_TASK BRIEF_. Within the records below, find each line that holds the string "оснований", then copy it.

_RECORDS PROVIDED_.

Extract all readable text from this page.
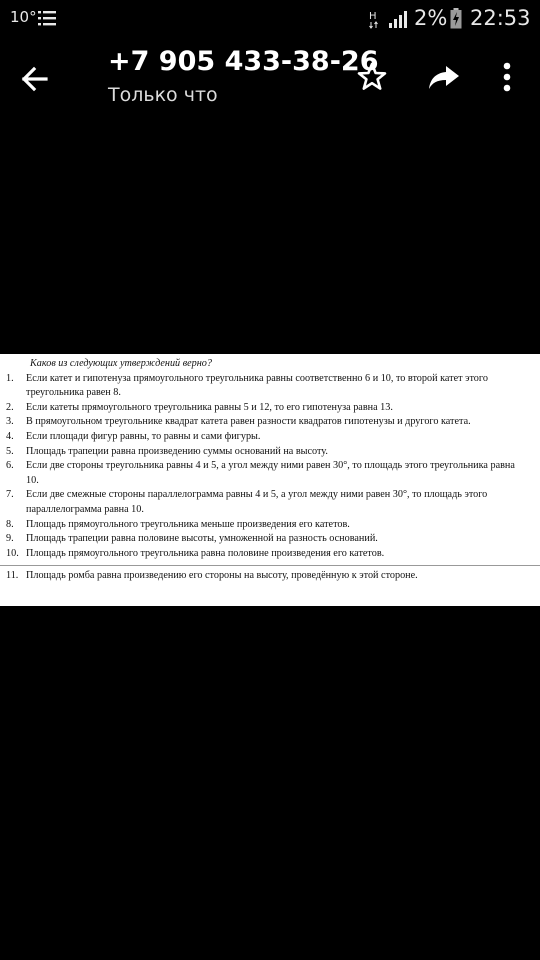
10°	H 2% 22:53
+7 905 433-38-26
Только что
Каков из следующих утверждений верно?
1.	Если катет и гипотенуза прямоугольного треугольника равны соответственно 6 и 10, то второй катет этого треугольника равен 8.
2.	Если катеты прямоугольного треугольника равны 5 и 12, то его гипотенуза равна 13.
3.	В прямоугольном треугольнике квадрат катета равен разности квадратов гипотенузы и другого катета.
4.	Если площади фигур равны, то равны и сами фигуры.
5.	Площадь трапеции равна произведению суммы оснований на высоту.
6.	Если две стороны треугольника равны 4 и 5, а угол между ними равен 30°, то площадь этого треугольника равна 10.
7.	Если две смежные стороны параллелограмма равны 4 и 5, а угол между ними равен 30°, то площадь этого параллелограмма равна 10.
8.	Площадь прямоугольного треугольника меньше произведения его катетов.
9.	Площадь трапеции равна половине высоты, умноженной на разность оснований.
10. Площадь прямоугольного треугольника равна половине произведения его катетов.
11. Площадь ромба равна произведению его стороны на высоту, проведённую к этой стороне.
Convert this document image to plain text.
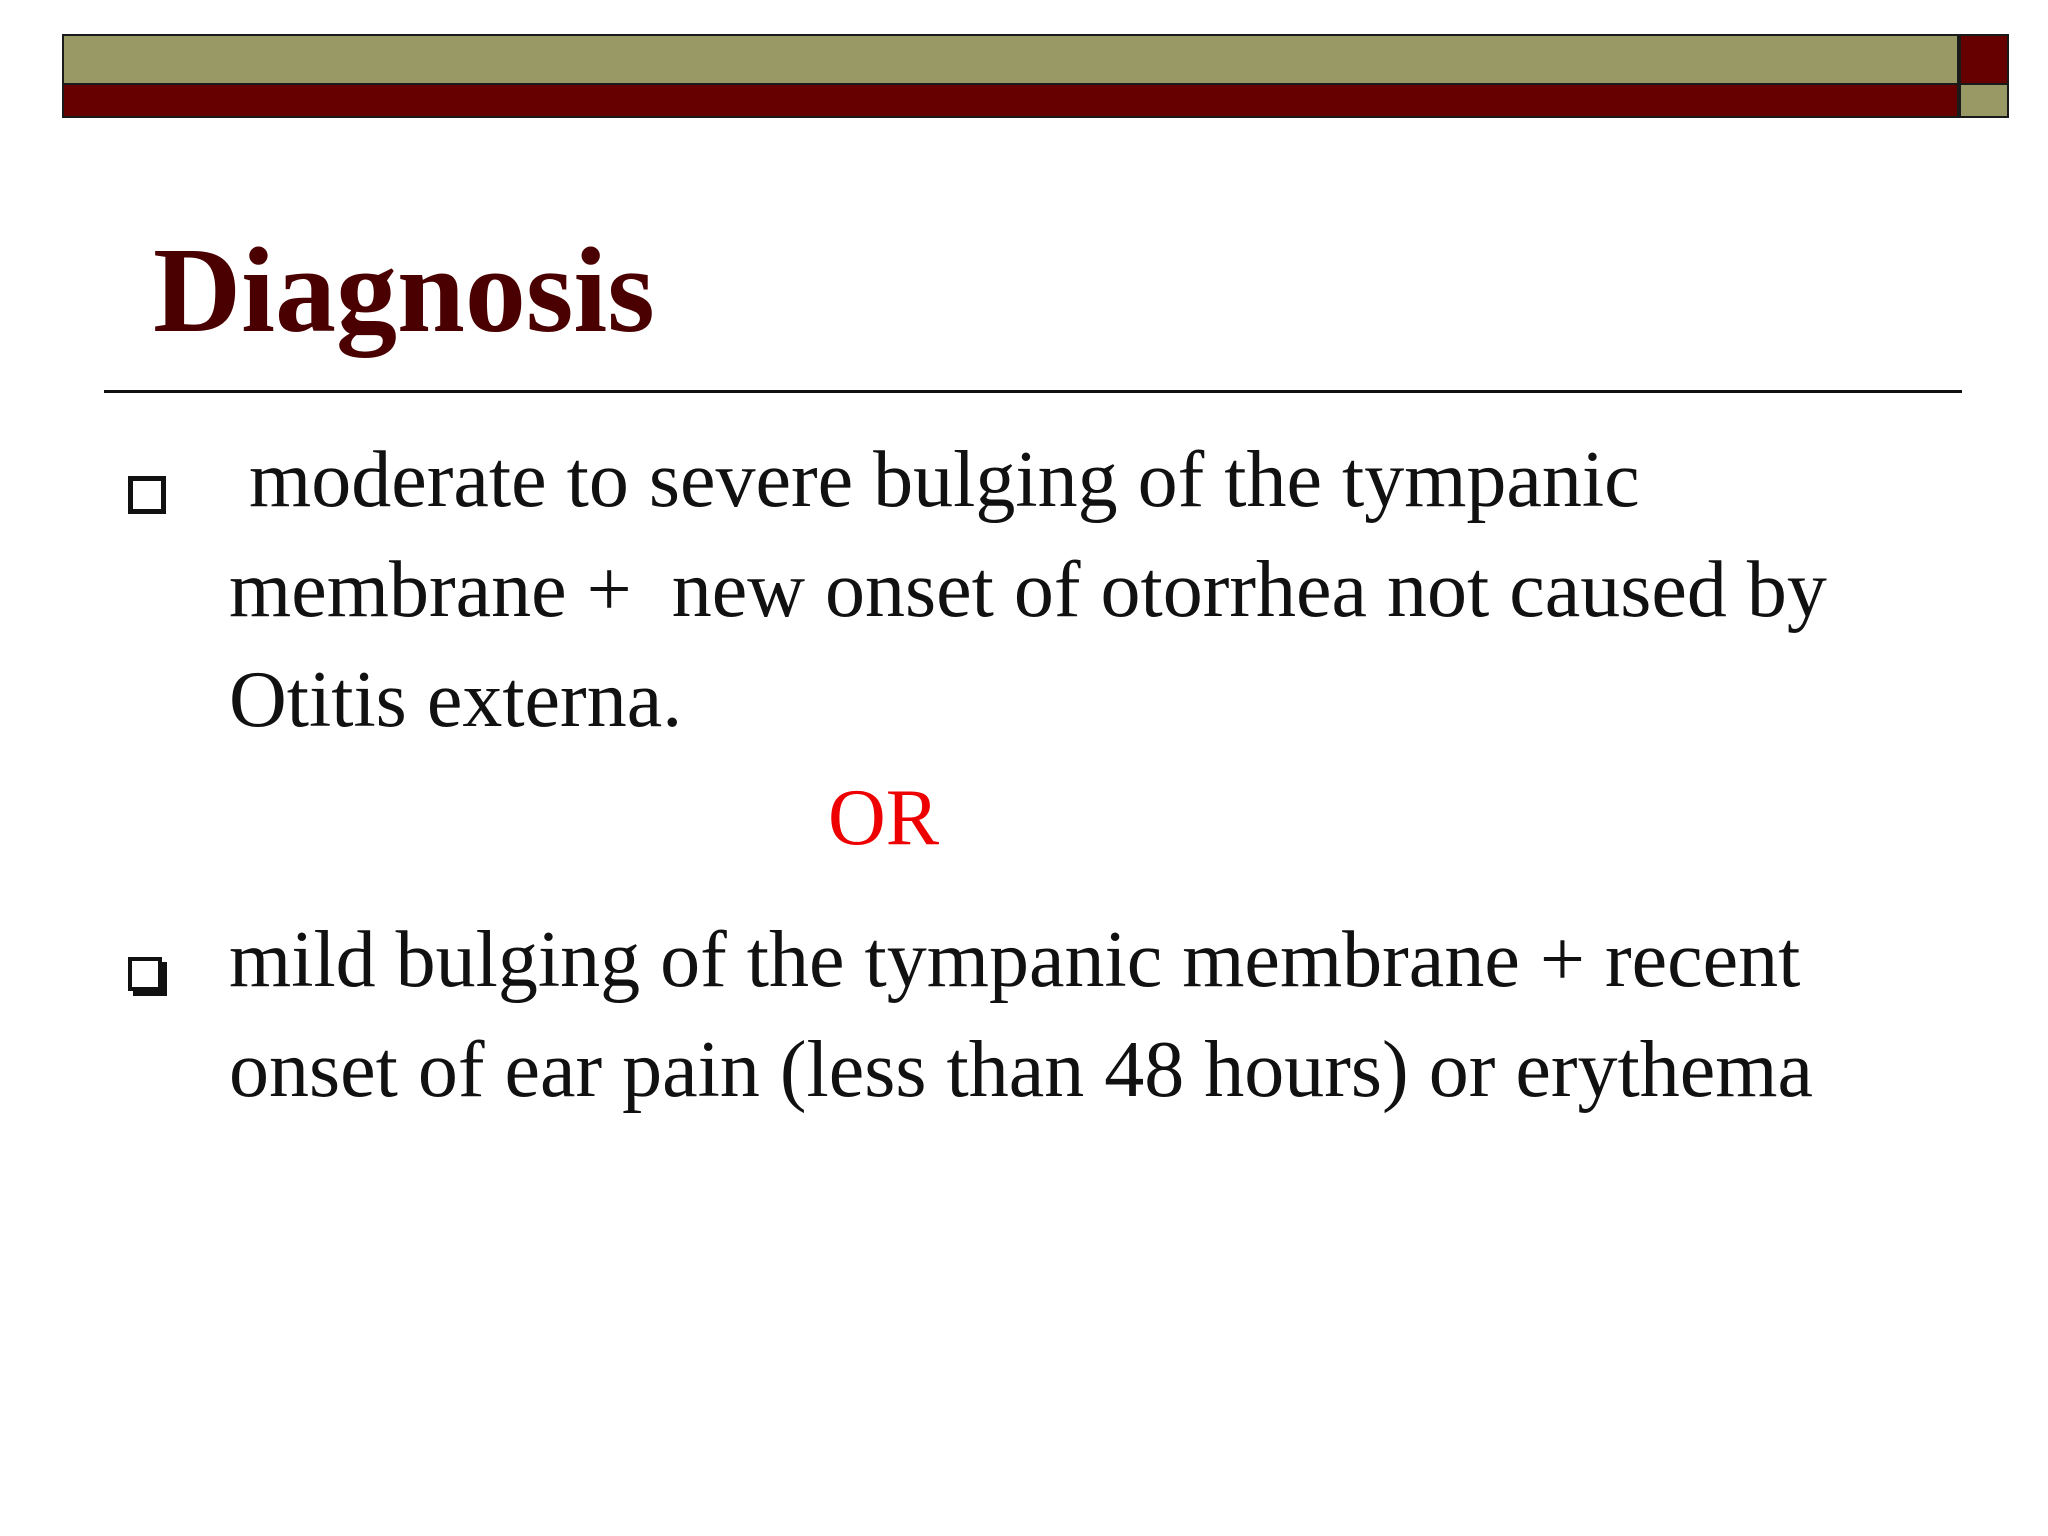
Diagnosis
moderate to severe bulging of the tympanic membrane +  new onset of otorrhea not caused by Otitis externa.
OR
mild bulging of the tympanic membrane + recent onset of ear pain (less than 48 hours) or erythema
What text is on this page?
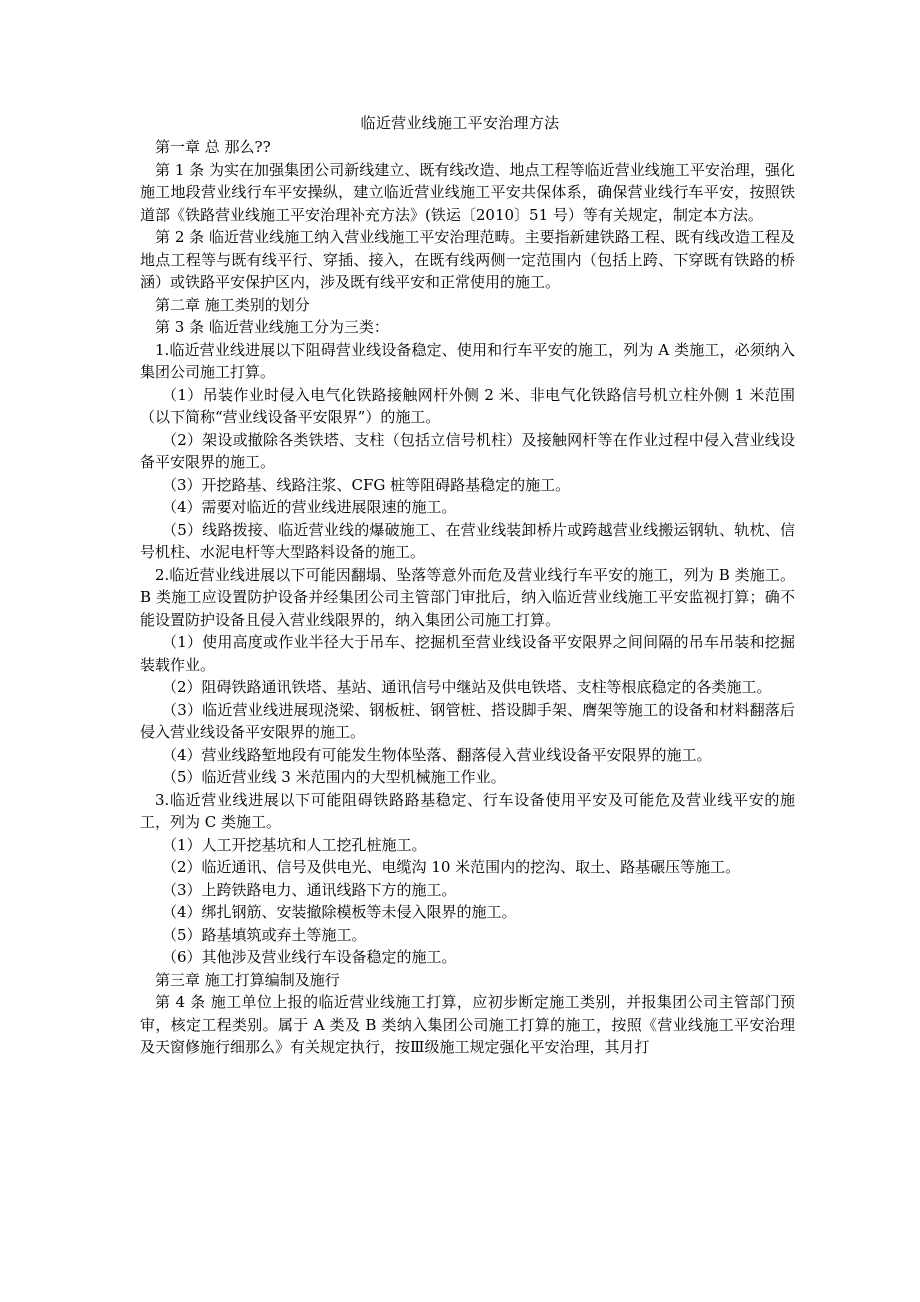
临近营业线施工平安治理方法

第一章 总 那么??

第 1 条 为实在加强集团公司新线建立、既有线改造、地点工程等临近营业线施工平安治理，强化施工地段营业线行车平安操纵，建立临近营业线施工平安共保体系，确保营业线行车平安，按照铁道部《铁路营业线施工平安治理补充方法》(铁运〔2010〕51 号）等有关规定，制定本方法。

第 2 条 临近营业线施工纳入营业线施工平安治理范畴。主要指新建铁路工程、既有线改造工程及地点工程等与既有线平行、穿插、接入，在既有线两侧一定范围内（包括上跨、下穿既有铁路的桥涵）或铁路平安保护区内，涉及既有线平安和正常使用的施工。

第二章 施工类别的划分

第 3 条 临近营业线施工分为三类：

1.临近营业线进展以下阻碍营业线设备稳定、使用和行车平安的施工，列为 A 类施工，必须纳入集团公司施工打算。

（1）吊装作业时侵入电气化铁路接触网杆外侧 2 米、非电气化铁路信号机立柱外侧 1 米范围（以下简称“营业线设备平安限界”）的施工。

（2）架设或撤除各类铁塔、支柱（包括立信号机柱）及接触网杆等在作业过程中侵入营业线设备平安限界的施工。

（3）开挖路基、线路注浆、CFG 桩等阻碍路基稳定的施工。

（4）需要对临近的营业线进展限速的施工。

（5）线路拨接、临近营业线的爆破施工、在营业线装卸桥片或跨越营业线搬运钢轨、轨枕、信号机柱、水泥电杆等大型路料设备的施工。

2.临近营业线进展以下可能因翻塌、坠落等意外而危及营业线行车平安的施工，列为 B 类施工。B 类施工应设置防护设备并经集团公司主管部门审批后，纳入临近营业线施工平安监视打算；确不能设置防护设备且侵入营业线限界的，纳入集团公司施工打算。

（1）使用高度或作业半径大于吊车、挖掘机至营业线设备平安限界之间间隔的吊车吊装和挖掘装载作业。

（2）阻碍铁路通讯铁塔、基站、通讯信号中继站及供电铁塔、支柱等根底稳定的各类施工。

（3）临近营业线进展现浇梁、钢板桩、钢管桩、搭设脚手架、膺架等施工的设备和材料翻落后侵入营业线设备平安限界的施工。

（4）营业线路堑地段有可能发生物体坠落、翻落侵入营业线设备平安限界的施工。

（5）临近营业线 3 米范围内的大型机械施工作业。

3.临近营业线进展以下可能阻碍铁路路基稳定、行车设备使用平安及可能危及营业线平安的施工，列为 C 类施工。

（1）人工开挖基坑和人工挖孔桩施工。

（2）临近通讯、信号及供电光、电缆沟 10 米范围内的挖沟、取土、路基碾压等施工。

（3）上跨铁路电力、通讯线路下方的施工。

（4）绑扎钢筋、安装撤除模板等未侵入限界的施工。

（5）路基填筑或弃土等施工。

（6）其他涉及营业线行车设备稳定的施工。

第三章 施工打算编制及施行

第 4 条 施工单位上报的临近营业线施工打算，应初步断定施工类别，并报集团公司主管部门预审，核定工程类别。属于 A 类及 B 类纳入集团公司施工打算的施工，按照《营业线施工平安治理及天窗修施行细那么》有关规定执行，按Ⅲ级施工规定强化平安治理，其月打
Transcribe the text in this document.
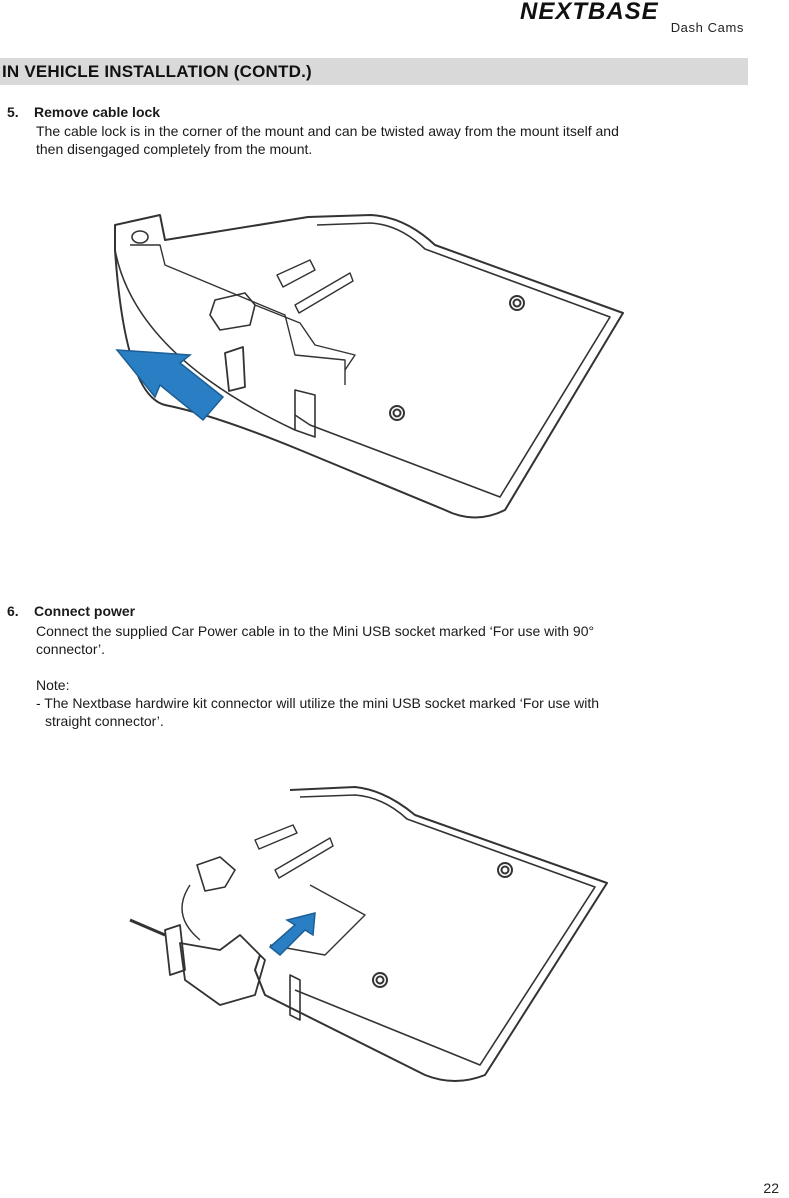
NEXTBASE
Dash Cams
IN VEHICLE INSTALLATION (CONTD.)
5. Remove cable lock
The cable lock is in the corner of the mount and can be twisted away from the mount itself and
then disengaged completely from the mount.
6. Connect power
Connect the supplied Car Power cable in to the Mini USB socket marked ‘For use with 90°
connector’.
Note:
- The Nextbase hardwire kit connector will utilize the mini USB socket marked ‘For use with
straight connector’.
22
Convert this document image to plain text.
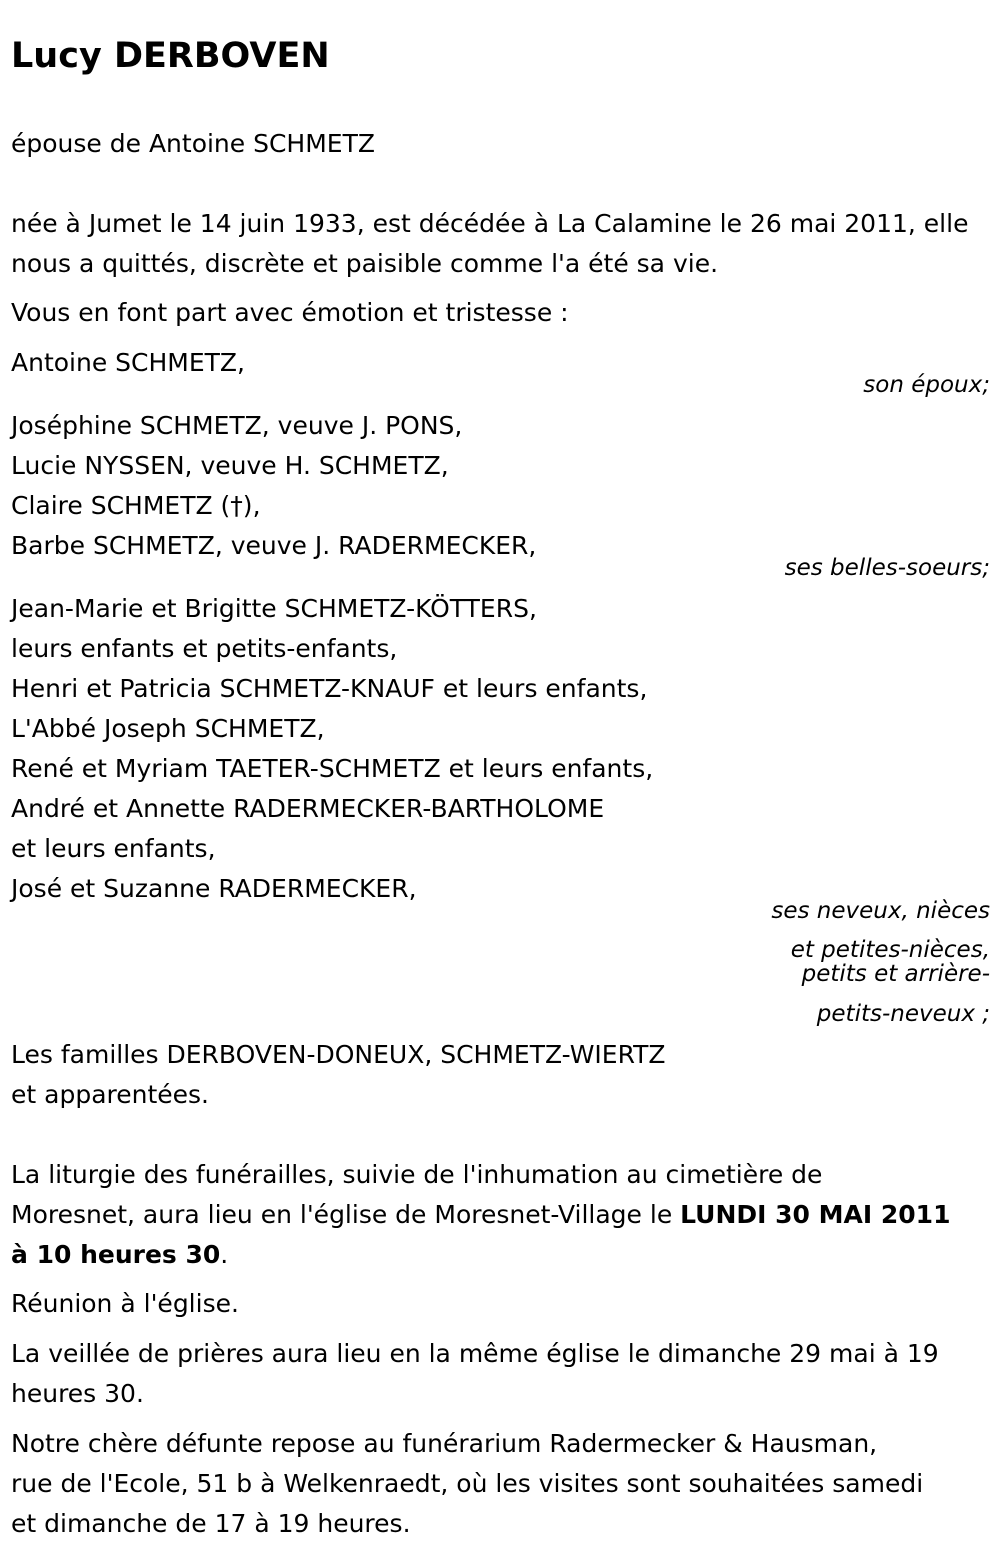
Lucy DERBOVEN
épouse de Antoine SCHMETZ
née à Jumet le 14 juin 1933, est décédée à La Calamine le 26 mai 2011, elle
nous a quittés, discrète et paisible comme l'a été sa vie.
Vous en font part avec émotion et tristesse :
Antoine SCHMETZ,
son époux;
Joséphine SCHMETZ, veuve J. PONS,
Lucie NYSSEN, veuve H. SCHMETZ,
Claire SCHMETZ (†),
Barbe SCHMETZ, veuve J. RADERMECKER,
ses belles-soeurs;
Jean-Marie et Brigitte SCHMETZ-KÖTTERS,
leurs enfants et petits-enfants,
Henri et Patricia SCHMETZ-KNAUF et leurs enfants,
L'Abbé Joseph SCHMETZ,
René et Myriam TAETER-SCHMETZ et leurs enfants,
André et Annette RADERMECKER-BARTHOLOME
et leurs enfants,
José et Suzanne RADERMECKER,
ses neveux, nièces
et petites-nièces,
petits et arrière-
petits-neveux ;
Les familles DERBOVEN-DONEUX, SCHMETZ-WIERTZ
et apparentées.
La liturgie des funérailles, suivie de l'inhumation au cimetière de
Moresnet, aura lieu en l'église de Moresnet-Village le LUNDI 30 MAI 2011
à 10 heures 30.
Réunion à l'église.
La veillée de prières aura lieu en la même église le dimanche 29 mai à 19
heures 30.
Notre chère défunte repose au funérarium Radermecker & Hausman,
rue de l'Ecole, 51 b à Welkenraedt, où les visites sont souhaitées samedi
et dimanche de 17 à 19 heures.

_ANSWER TO THE PROBLEM_.
5.	Площадь трапеции равна произведению суммы оснований на высоту.
9.	Площадь трапеции равна половине высоты, умноженной на разность оснований.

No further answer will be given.